WHAT YOU SHOULD DO. Your task is to return, word for word, only the lines from the line with "Output the text content of this document." through the close of the data. Exclude all pictures.

DATA SUPPLIED.
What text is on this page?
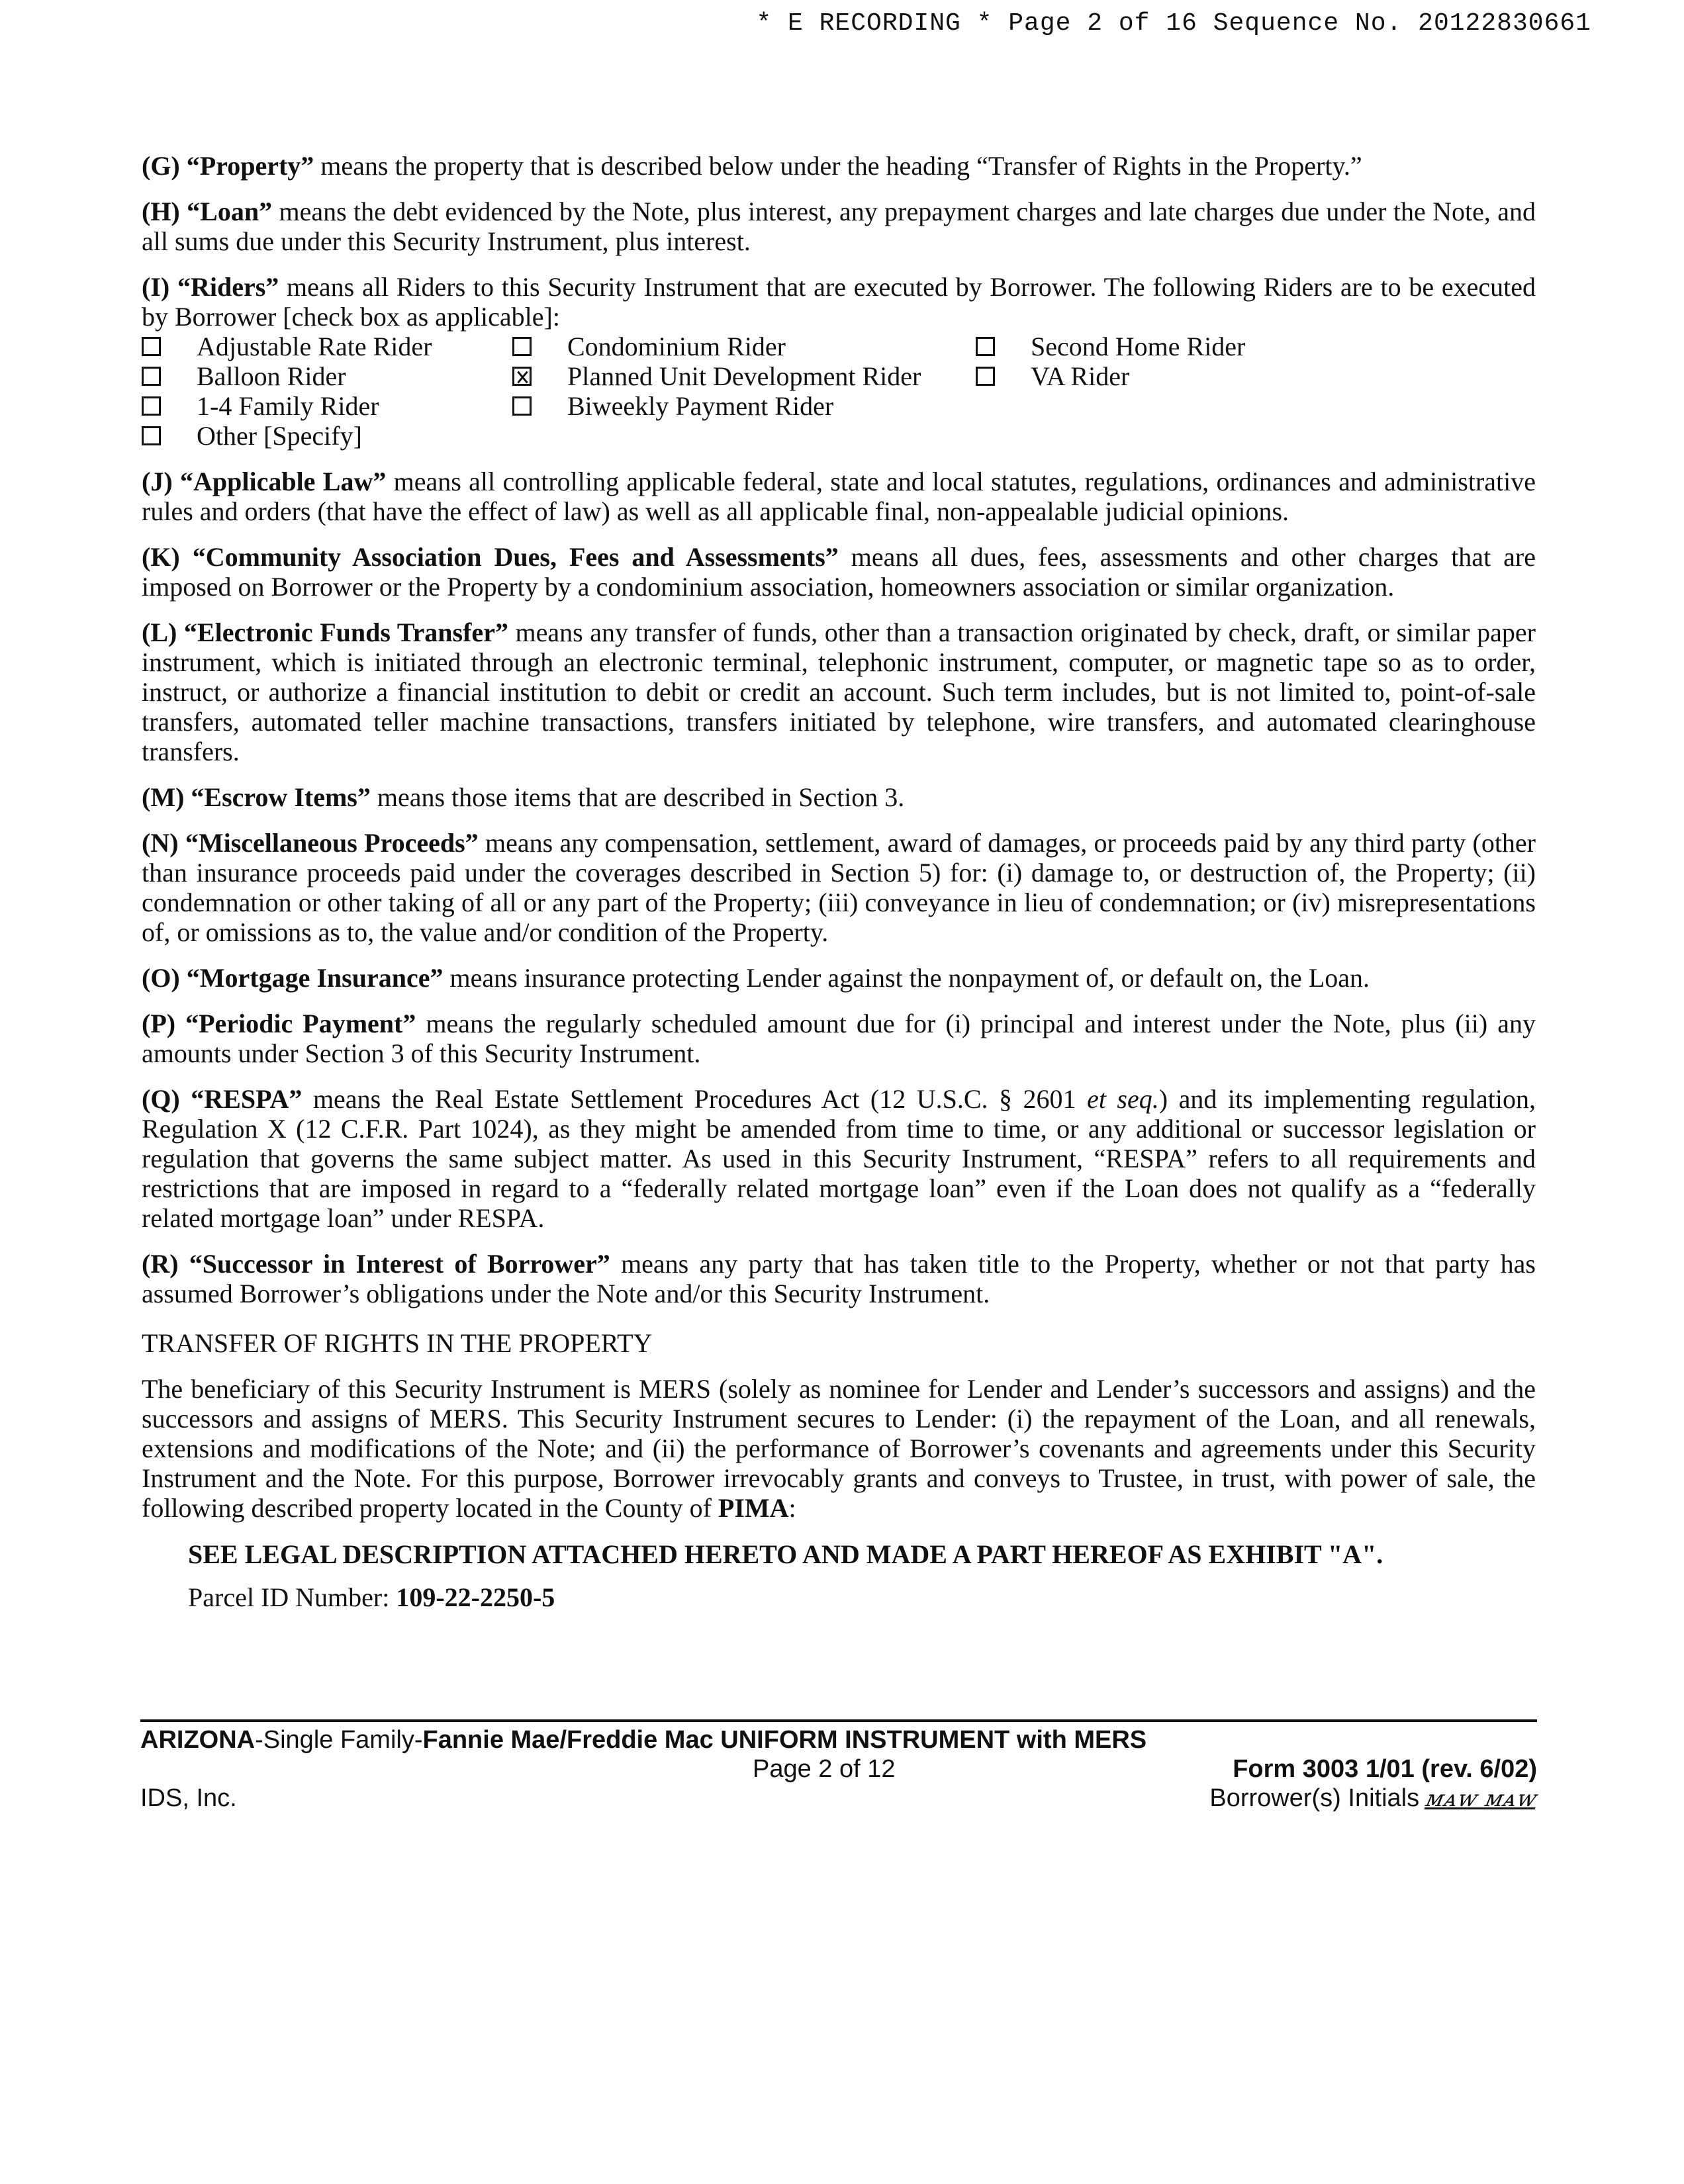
* E RECORDING * Page 2 of 16 Sequence No. 20122830661

(G) “Property” means the property that is described below under the heading “Transfer of Rights in the Property.”

(H) “Loan” means the debt evidenced by the Note, plus interest, any prepayment charges and late charges due under the Note, and all sums due under this Security Instrument, plus interest.

(I) “Riders” means all Riders to this Security Instrument that are executed by Borrower. The following Riders are to be executed by Borrower [check box as applicable]:

Adjustable Rate Rider	Condominium Rider	Second Home Rider
Balloon Rider	Planned Unit Development Rider	VA Rider
1-4 Family Rider	Biweekly Payment Rider
Other [Specify]

(J) “Applicable Law” means all controlling applicable federal, state and local statutes, regulations, ordinances and administrative rules and orders (that have the effect of law) as well as all applicable final, non-appealable judicial opinions.

(K) “Community Association Dues, Fees and Assessments” means all dues, fees, assessments and other charges that are imposed on Borrower or the Property by a condominium association, homeowners association or similar organization.

(L) “Electronic Funds Transfer” means any transfer of funds, other than a transaction originated by check, draft, or similar paper instrument, which is initiated through an electronic terminal, telephonic instrument, computer, or magnetic tape so as to order, instruct, or authorize a financial institution to debit or credit an account. Such term includes, but is not limited to, point-of-sale transfers, automated teller machine transactions, transfers initiated by telephone, wire transfers, and automated clearinghouse transfers.

(M) “Escrow Items” means those items that are described in Section 3.

(N) “Miscellaneous Proceeds” means any compensation, settlement, award of damages, or proceeds paid by any third party (other than insurance proceeds paid under the coverages described in Section 5) for: (i) damage to, or destruction of, the Property; (ii) condemnation or other taking of all or any part of the Property; (iii) conveyance in lieu of condemnation; or (iv) misrepresentations of, or omissions as to, the value and/or condition of the Property.

(O) “Mortgage Insurance” means insurance protecting Lender against the nonpayment of, or default on, the Loan.

(P) “Periodic Payment” means the regularly scheduled amount due for (i) principal and interest under the Note, plus (ii) any amounts under Section 3 of this Security Instrument.

(Q) “RESPA” means the Real Estate Settlement Procedures Act (12 U.S.C. § 2601 et seq.) and its implementing regulation, Regulation X (12 C.F.R. Part 1024), as they might be amended from time to time, or any additional or successor legislation or regulation that governs the same subject matter. As used in this Security Instrument, “RESPA” refers to all requirements and restrictions that are imposed in regard to a “federally related mortgage loan” even if the Loan does not qualify as a “federally related mortgage loan” under RESPA.

(R) “Successor in Interest of Borrower” means any party that has taken title to the Property, whether or not that party has assumed Borrower’s obligations under the Note and/or this Security Instrument.

TRANSFER OF RIGHTS IN THE PROPERTY

The beneficiary of this Security Instrument is MERS (solely as nominee for Lender and Lender’s successors and assigns) and the successors and assigns of MERS. This Security Instrument secures to Lender: (i) the repayment of the Loan, and all renewals, extensions and modifications of the Note; and (ii) the performance of Borrower’s covenants and agreements under this Security Instrument and the Note. For this purpose, Borrower irrevocably grants and conveys to Trustee, in trust, with power of sale, the following described property located in the County of PIMA:

SEE LEGAL DESCRIPTION ATTACHED HERETO AND MADE A PART HEREOF AS EXHIBIT "A".
Parcel ID Number: 109-22-2250-5
ARIZONA-Single Family-Fannie Mae/Freddie Mac UNIFORM INSTRUMENT with MERS
Page 2 of 12	Form 3003 1/01 (rev. 6/02)
IDS, Inc.	Borrower(s) Initials ᴍᴀᴡ ᴍᴀᴡ
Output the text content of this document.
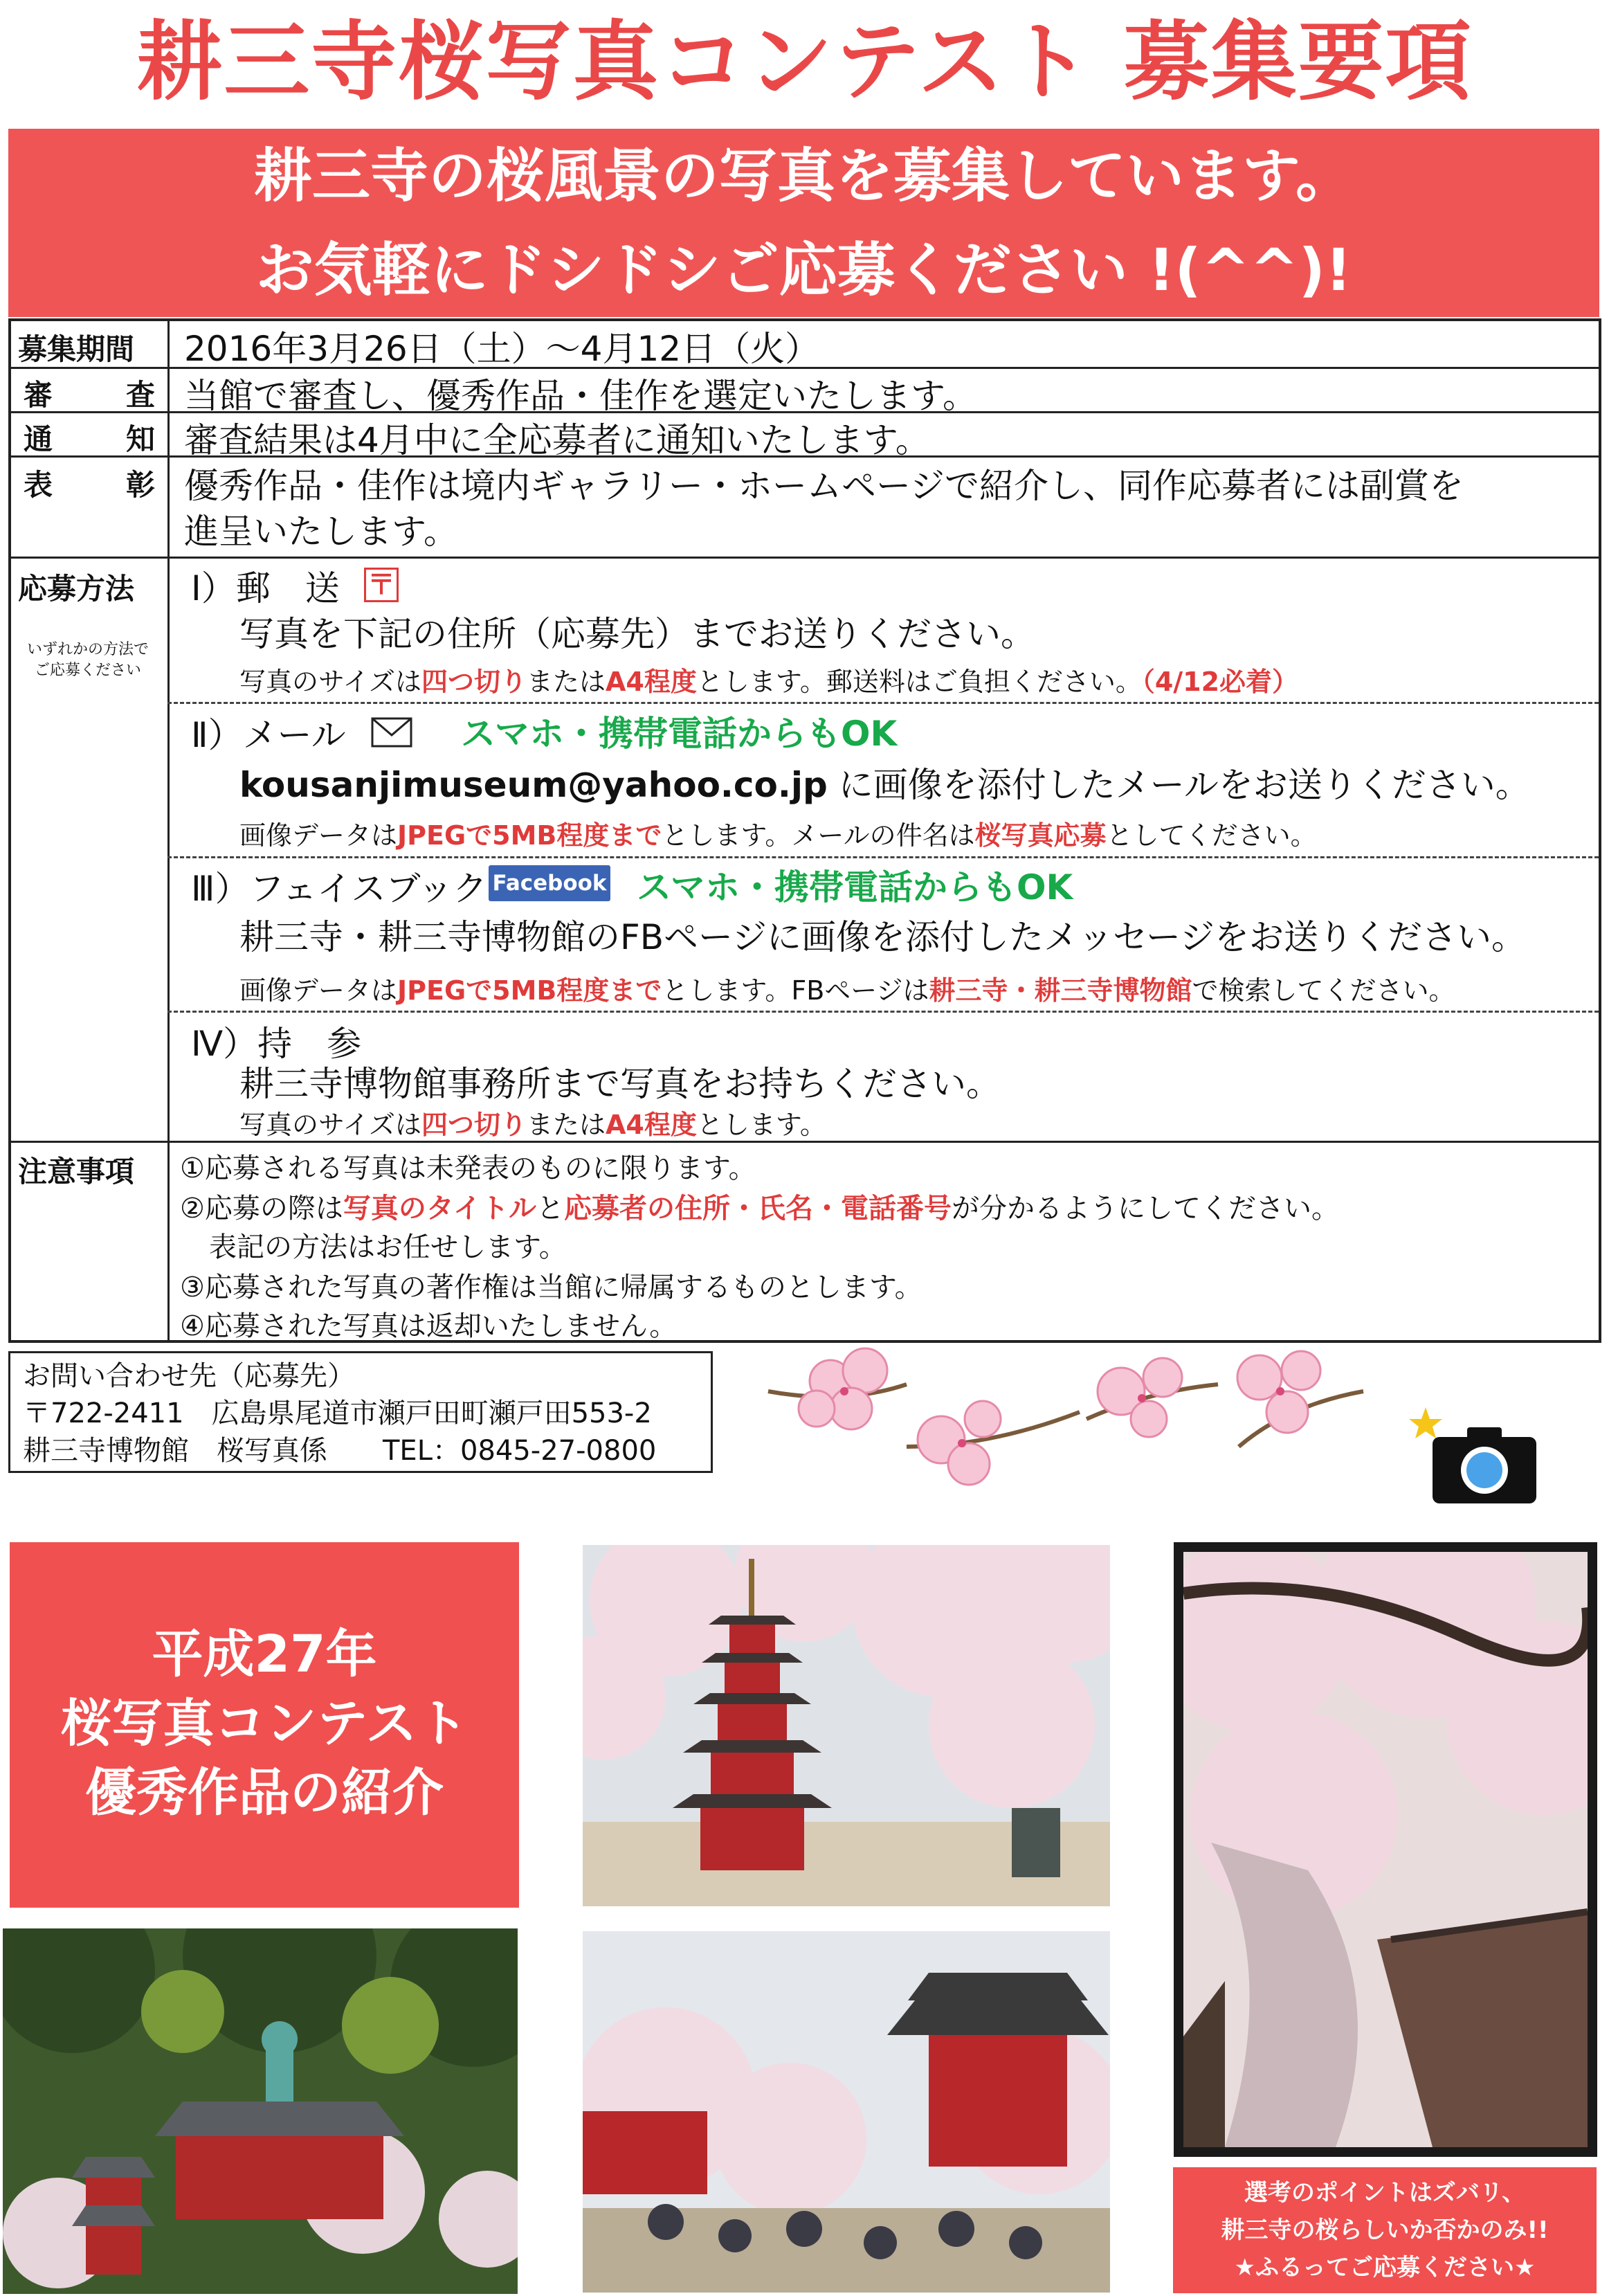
耕三寺桜写真コンテスト 募集要項
耕三寺の桜風景の写真を募集しています。
お気軽にドシドシご応募ください !(^^)!
募集期間	2016年3月26日（土）～4月12日（火）
審	査 当館で審査し、優秀作品・佳作を選定いたします。
通	知 審査結果は4月中に全応募者に通知いたします。
表	彰 優秀作品・佳作は境内ギャラリー・ホームページで紹介し、同作応募者には副賞を
進呈いたします。
応募方法
いずれかの方法でご応募ください
Ⅰ）郵　送 〒
写真を下記の住所（応募先）までお送りください。
写真のサイズは四つ切りまたはA4程度とします。郵送料はご負担ください。（4/12必着）
Ⅱ）メール	スマホ・携帯電話からもOK
kousanjimuseum@yahoo.co.jp に画像を添付したメールをお送りください。
画像データはJPEGで5MB程度までとします。メールの件名は桜写真応募としてください。
Ⅲ）フェイスブック Facebook スマホ・携帯電話からもOK
耕三寺・耕三寺博物館のFBページに画像を添付したメッセージをお送りください。
画像データはJPEGで5MB程度までとします。FBページは耕三寺・耕三寺博物館で検索してください。
Ⅳ）持　参
耕三寺博物館事務所まで写真をお持ちください。
写真のサイズは四つ切りまたはA4程度とします。
注意事項	①応募される写真は未発表のものに限ります。
②応募の際は写真のタイトルと応募者の住所・氏名・電話番号が分かるようにしてください。
表記の方法はお任せします。
③応募された写真の著作権は当館に帰属するものとします。
④応募された写真は返却いたしません。
お問い合わせ先（応募先）
〒722-2411　広島県尾道市瀬戸田町瀬戸田553-2
耕三寺博物館　桜写真係　　TEL：0845-27-0800
平成27年
桜写真コンテスト
優秀作品の紹介
選考のポイントはズバリ、
耕三寺の桜らしいか否かのみ!!
★ふるってご応募ください★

OUTPUT OF THE TASK.
Output the text content of this document.
耕三寺桜写真コンテスト 募集要項
耕三寺の桜風景の写真を募集しています。
お気軽にドシドシご応募ください !(^^)!
募集期間	2016年3月26日（土）～4月12日（火）
審	査 当館で審査し、優秀作品・佳作を選定いたします。
通	知 審査結果は4月中に全応募者に通知いたします。
表	彰 優秀作品・佳作は境内ギャラリー・ホームページで紹介し、同作応募者には副賞を
進呈いたします。
応募方法
いずれかの方法でご応募ください
Ⅰ）郵　送 〒
写真を下記の住所（応募先）までお送りください。
写真のサイズは四つ切りまたはA4程度とします。郵送料はご負担ください。（4/12必着）
Ⅱ）メール	スマホ・携帯電話からもOK
kousanjimuseum@yahoo.co.jp に画像を添付したメールをお送りください。
画像データはJPEGで5MB程度までとします。メールの件名は桜写真応募としてください。
Ⅲ）フェイスブック Facebook スマホ・携帯電話からもOK
耕三寺・耕三寺博物館のFBページに画像を添付したメッセージをお送りください。
画像データはJPEGで5MB程度までとします。FBページは耕三寺・耕三寺博物館で検索してください。
Ⅳ）持　参
耕三寺博物館事務所まで写真をお持ちください。
写真のサイズは四つ切りまたはA4程度とします。
注意事項	①応募される写真は未発表のものに限ります。
②応募の際は写真のタイトルと応募者の住所・氏名・電話番号が分かるようにしてください。
表記の方法はお任せします。
③応募された写真の著作権は当館に帰属するものとします。
④応募された写真は返却いたしません。
お問い合わせ先（応募先）
〒722-2411　広島県尾道市瀬戸田町瀬戸田553-2
耕三寺博物館　桜写真係　　TEL：0845-27-0800
平成27年
桜写真コンテスト
優秀作品の紹介
選考のポイントはズバリ、
耕三寺の桜らしいか否かのみ!!
★ふるってご応募ください★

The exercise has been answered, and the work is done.